DATA TO USE:
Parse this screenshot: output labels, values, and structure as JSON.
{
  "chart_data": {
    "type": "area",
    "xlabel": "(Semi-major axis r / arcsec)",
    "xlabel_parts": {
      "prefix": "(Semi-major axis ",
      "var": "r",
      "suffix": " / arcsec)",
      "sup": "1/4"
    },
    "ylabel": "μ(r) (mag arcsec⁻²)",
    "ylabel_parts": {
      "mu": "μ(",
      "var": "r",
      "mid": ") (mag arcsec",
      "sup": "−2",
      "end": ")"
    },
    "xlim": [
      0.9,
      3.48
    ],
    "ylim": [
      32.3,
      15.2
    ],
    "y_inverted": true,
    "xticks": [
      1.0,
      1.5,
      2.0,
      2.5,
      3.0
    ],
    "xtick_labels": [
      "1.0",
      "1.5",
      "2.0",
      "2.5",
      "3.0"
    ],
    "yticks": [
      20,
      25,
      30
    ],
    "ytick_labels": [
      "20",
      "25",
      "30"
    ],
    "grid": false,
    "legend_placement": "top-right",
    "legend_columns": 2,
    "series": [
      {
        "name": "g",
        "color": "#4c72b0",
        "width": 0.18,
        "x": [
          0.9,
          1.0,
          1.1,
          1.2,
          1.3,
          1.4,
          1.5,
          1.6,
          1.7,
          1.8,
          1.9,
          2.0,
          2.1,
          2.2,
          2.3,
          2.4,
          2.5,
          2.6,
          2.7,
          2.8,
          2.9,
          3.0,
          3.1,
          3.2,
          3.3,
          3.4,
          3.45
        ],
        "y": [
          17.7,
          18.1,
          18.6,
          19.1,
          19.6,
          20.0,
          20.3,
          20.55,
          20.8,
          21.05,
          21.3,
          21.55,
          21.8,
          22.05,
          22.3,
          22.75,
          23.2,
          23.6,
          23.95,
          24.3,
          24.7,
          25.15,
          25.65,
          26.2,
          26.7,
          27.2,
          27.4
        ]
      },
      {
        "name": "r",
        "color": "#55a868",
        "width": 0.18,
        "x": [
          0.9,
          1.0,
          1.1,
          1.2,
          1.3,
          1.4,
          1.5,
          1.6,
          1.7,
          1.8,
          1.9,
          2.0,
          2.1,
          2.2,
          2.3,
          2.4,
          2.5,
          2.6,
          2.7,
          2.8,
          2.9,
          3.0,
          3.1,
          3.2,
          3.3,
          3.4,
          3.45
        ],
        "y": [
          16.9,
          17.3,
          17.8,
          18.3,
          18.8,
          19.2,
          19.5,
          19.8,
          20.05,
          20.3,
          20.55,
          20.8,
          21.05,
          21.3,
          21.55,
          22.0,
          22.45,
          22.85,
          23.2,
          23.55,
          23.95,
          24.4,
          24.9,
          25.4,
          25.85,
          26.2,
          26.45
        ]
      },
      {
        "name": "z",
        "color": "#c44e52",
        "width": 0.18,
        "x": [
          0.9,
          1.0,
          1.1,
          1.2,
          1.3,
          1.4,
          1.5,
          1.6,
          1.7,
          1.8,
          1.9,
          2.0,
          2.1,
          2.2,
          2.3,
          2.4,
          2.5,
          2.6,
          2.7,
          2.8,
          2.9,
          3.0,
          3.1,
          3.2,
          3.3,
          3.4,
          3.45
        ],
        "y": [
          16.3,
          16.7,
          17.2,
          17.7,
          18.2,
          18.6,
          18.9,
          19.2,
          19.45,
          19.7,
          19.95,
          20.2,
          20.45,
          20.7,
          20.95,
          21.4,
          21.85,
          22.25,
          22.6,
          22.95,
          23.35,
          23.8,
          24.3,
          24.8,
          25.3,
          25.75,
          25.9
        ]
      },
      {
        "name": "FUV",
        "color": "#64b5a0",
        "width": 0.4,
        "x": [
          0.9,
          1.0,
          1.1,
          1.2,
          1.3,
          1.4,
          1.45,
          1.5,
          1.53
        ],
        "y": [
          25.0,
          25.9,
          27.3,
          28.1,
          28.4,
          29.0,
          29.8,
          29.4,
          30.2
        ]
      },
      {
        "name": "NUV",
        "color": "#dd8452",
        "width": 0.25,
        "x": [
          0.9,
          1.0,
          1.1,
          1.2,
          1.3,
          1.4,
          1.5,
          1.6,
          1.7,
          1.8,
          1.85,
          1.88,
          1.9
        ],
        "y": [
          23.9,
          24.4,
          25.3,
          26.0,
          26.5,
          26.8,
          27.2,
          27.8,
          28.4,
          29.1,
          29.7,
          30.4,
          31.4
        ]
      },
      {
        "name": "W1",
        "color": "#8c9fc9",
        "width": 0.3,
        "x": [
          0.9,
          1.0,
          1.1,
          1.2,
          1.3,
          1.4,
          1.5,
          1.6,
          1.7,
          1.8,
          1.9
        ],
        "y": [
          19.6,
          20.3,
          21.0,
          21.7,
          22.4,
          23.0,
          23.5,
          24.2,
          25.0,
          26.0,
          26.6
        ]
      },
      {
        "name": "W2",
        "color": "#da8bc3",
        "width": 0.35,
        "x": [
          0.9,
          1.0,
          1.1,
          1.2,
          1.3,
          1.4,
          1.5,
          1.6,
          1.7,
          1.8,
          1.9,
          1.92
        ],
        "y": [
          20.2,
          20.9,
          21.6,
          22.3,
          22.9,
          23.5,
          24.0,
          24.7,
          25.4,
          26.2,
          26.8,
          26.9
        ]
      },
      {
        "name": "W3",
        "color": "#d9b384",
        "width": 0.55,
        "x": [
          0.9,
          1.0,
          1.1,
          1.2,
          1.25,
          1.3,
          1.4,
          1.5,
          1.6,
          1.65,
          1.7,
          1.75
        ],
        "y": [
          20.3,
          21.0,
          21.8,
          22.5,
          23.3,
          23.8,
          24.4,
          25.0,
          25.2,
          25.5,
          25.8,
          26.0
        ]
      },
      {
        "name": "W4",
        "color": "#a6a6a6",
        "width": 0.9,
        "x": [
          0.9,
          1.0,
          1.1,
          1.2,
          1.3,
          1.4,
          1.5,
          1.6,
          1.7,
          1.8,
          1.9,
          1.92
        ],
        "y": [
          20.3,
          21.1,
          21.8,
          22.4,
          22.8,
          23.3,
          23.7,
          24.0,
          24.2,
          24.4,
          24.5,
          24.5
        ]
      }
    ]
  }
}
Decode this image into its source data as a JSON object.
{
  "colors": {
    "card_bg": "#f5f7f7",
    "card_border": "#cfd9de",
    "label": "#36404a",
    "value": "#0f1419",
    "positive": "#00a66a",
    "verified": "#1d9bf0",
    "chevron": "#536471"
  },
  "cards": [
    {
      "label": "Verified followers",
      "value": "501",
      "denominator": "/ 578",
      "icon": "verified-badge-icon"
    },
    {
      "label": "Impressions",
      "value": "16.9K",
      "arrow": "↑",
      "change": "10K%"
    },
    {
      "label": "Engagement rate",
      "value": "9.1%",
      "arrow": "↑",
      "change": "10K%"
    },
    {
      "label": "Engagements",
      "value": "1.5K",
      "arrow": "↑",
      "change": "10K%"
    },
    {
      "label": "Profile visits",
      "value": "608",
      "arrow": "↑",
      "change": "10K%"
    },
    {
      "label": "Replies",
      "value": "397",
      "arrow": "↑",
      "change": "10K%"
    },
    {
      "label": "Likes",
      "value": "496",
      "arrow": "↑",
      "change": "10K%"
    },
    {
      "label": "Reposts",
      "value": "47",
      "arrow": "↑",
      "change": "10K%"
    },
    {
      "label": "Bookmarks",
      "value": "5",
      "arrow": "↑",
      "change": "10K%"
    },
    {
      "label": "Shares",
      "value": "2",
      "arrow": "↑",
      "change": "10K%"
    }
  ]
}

EXERCISE: Transcribe the material above in its entirety. Match it exactly.

WORKED ANSWER:
Parse this screenshot: output labels, values, and structure as JSON.
{
  "chart_data": {
    "type": "area",
    "xlabel": "(Semi-major axis r / arcsec)",
    "xlabel_parts": {
      "prefix": "(Semi-major axis ",
      "var": "r",
      "suffix": " / arcsec)",
      "sup": "1/4"
    },
    "ylabel": "μ(r) (mag arcsec⁻²)",
    "ylabel_parts": {
      "mu": "μ(",
      "var": "r",
      "mid": ") (mag arcsec",
      "sup": "−2",
      "end": ")"
    },
    "xlim": [
      0.9,
      3.48
    ],
    "ylim": [
      32.3,
      15.2
    ],
    "y_inverted": true,
    "xticks": [
      1.0,
      1.5,
      2.0,
      2.5,
      3.0
    ],
    "xtick_labels": [
      "1.0",
      "1.5",
      "2.0",
      "2.5",
      "3.0"
    ],
    "yticks": [
      20,
      25,
      30
    ],
    "ytick_labels": [
      "20",
      "25",
      "30"
    ],
    "grid": false,
    "legend_placement": "top-right",
    "legend_columns": 2,
    "series": [
      {
        "name": "g",
        "color": "#4c72b0",
        "width": 0.18,
        "x": [
          0.9,
          1.0,
          1.1,
          1.2,
          1.3,
          1.4,
          1.5,
          1.6,
          1.7,
          1.8,
          1.9,
          2.0,
          2.1,
          2.2,
          2.3,
          2.4,
          2.5,
          2.6,
          2.7,
          2.8,
          2.9,
          3.0,
          3.1,
          3.2,
          3.3,
          3.4,
          3.45
        ],
        "y": [
          17.7,
          18.1,
          18.6,
          19.1,
          19.6,
          20.0,
          20.3,
          20.55,
          20.8,
          21.05,
          21.3,
          21.55,
          21.8,
          22.05,
          22.3,
          22.75,
          23.2,
          23.6,
          23.95,
          24.3,
          24.7,
          25.15,
          25.65,
          26.2,
          26.7,
          27.2,
          27.4
        ]
      },
      {
        "name": "r",
        "color": "#55a868",
        "width": 0.18,
        "x": [
          0.9,
          1.0,
          1.1,
          1.2,
          1.3,
          1.4,
          1.5,
          1.6,
          1.7,
          1.8,
          1.9,
          2.0,
          2.1,
          2.2,
          2.3,
          2.4,
          2.5,
          2.6,
          2.7,
          2.8,
          2.9,
          3.0,
          3.1,
          3.2,
          3.3,
          3.4,
          3.45
        ],
        "y": [
          16.9,
          17.3,
          17.8,
          18.3,
          18.8,
          19.2,
          19.5,
          19.8,
          20.05,
          20.3,
          20.55,
          20.8,
          21.05,
          21.3,
          21.55,
          22.0,
          22.45,
          22.85,
          23.2,
          23.55,
          23.95,
          24.4,
          24.9,
          25.4,
          25.85,
          26.2,
          26.45
        ]
      },
      {
        "name": "z",
        "color": "#c44e52",
        "width": 0.18,
        "x": [
          0.9,
          1.0,
          1.1,
          1.2,
          1.3,
          1.4,
          1.5,
          1.6,
          1.7,
          1.8,
          1.9,
          2.0,
          2.1,
          2.2,
          2.3,
          2.4,
          2.5,
          2.6,
          2.7,
          2.8,
          2.9,
          3.0,
          3.1,
          3.2,
          3.3,
          3.4,
          3.45
        ],
        "y": [
          16.3,
          16.7,
          17.2,
          17.7,
          18.2,
          18.6,
          18.9,
          19.2,
          19.45,
          19.7,
          19.95,
          20.2,
          20.45,
          20.7,
          20.95,
          21.4,
          21.85,
          22.25,
          22.6,
          22.95,
          23.35,
          23.8,
          24.3,
          24.8,
          25.3,
          25.75,
          25.9
        ]
      },
      {
        "name": "FUV",
        "color": "#64b5a0",
        "width": 0.4,
        "x": [
          0.9,
          1.0,
          1.1,
          1.2,
          1.3,
          1.4,
          1.45,
          1.5,
          1.53
        ],
        "y": [
          25.0,
          25.9,
          27.3,
          28.1,
          28.4,
          29.0,
          29.8,
          29.4,
          30.2
        ]
      },
      {
        "name": "NUV",
        "color": "#dd8452",
        "width": 0.25,
        "x": [
          0.9,
          1.0,
          1.1,
          1.2,
          1.3,
          1.4,
          1.5,
          1.6,
          1.7,
          1.8,
          1.85,
          1.88,
          1.9
        ],
        "y": [
          23.9,
          24.4,
          25.3,
          26.0,
          26.5,
          26.8,
          27.2,
          27.8,
          28.4,
          29.1,
          29.7,
          30.4,
          31.4
        ]
      },
      {
        "name": "W1",
        "color": "#8c9fc9",
        "width": 0.3,
        "x": [
          0.9,
          1.0,
          1.1,
          1.2,
          1.3,
          1.4,
          1.5,
          1.6,
          1.7,
          1.8,
          1.9
        ],
        "y": [
          19.6,
          20.3,
          21.0,
          21.7,
          22.4,
          23.0,
          23.5,
          24.2,
          25.0,
          26.0,
          26.6
        ]
      },
      {
        "name": "W2",
        "color": "#da8bc3",
        "width": 0.35,
        "x": [
          0.9,
          1.0,
          1.1,
          1.2,
          1.3,
          1.4,
          1.5,
          1.6,
          1.7,
          1.8,
          1.9,
          1.92
        ],
        "y": [
          20.2,
          20.9,
          21.6,
          22.3,
          22.9,
          23.5,
          24.0,
          24.7,
          25.4,
          26.2,
          26.8,
          26.9
        ]
      },
      {
        "name": "W3",
        "color": "#d9b384",
        "width": 0.55,
        "x": [
          0.9,
          1.0,
          1.1,
          1.2,
          1.25,
          1.3,
          1.4,
          1.5,
          1.6,
          1.65,
          1.7,
          1.75
        ],
        "y": [
          20.3,
          21.0,
          21.8,
          22.5,
          23.3,
          23.8,
          24.4,
          25.0,
          25.2,
          25.5,
          25.8,
          26.0
        ]
      },
      {
        "name": "W4",
        "color": "#a6a6a6",
        "width": 0.9,
        "x": [
          0.9,
          1.0,
          1.1,
          1.2,
          1.3,
          1.4,
          1.5,
          1.6,
          1.7,
          1.8,
          1.9,
          1.92
        ],
        "y": [
          20.3,
          21.1,
          21.8,
          22.4,
          22.8,
          23.3,
          23.7,
          24.0,
          24.2,
          24.4,
          24.5,
          24.5
        ]
      }
    ]
  }
}
Decode this image into its source data as a JSON object.
{
  "colors": {
    "card_bg": "#f5f7f7",
    "card_border": "#cfd9de",
    "label": "#36404a",
    "value": "#0f1419",
    "positive": "#00a66a",
    "verified": "#1d9bf0",
    "chevron": "#536471"
  },
  "cards": [
    {
      "label": "Verified followers",
      "value": "501",
      "denominator": "/ 578",
      "icon": "verified-badge-icon"
    },
    {
      "label": "Impressions",
      "value": "16.9K",
      "arrow": "↑",
      "change": "10K%"
    },
    {
      "label": "Engagement rate",
      "value": "9.1%",
      "arrow": "↑",
      "change": "10K%"
    },
    {
      "label": "Engagements",
      "value": "1.5K",
      "arrow": "↑",
      "change": "10K%"
    },
    {
      "label": "Profile visits",
      "value": "608",
      "arrow": "↑",
      "change": "10K%"
    },
    {
      "label": "Replies",
      "value": "397",
      "arrow": "↑",
      "change": "10K%"
    },
    {
      "label": "Likes",
      "value": "496",
      "arrow": "↑",
      "change": "10K%"
    },
    {
      "label": "Reposts",
      "value": "47",
      "arrow": "↑",
      "change": "10K%"
    },
    {
      "label": "Bookmarks",
      "value": "5",
      "arrow": "↑",
      "change": "10K%"
    },
    {
      "label": "Shares",
      "value": "2",
      "arrow": "↑",
      "change": "10K%"
    }
  ]
}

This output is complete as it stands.